WHAT TO WORK ON – Scan the following material for the string "javascript" and copy each line in which it appears.

::: SUPPLIED RECORDS

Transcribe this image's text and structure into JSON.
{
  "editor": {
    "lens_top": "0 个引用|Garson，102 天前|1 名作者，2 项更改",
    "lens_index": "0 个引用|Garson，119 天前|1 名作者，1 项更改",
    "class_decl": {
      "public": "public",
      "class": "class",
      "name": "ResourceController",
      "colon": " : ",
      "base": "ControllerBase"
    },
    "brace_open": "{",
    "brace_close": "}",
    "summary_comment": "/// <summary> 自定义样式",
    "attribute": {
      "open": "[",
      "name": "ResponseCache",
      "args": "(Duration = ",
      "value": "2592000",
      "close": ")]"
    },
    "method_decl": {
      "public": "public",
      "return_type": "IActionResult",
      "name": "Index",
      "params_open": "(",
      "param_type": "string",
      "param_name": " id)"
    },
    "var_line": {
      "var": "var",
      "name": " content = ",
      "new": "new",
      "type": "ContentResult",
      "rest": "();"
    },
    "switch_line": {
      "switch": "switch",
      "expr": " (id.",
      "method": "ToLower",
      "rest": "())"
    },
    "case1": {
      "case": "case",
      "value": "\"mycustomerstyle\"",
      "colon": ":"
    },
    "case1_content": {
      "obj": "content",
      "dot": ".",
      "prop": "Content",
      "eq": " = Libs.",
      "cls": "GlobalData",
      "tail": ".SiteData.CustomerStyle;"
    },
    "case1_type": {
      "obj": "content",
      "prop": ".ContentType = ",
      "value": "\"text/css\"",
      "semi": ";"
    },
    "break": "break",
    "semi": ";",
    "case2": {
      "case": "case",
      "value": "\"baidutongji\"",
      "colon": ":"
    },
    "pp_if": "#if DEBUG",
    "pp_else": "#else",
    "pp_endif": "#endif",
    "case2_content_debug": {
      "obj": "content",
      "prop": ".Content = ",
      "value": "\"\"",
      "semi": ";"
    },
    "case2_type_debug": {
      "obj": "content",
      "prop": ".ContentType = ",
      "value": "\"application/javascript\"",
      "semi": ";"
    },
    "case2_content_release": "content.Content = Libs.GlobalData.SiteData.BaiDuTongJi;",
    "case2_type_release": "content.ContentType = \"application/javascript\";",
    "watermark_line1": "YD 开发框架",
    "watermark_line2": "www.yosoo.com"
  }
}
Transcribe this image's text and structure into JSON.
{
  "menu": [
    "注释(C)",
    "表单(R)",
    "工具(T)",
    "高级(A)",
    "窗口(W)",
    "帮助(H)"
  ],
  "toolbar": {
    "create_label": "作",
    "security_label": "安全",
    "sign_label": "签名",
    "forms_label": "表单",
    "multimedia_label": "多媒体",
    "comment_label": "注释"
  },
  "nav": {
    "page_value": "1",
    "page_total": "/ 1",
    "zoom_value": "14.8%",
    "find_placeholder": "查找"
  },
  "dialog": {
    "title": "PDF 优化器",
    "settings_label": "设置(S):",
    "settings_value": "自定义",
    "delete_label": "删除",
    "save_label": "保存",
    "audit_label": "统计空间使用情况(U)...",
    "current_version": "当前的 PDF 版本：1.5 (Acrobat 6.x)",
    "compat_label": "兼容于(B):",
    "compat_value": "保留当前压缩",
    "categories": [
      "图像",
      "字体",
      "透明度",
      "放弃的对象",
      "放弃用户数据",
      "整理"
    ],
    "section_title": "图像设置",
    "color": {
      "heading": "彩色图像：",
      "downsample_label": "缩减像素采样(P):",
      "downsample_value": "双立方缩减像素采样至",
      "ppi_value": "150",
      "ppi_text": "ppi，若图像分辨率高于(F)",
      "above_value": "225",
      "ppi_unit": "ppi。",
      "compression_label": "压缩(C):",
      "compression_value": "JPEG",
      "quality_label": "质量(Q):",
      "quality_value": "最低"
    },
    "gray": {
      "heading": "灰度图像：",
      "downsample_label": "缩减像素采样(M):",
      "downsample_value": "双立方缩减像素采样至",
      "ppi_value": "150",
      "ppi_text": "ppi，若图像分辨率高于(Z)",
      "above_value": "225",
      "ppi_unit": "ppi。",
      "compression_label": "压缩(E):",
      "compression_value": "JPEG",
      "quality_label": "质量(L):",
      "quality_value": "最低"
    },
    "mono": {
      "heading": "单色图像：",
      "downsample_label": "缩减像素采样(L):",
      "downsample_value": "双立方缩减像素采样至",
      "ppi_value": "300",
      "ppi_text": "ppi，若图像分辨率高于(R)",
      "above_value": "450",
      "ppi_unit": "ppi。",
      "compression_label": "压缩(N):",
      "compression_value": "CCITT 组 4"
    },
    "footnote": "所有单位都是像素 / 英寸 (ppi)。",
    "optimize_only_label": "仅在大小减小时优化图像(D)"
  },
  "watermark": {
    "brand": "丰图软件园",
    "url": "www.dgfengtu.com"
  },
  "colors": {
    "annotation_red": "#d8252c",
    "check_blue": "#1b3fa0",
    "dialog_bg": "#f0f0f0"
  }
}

::::::

RESULT OF THE TASK –
      "value": "\"application/javascript\"",
    "case2_type_release": "content.ContentType = \"application/javascript\";",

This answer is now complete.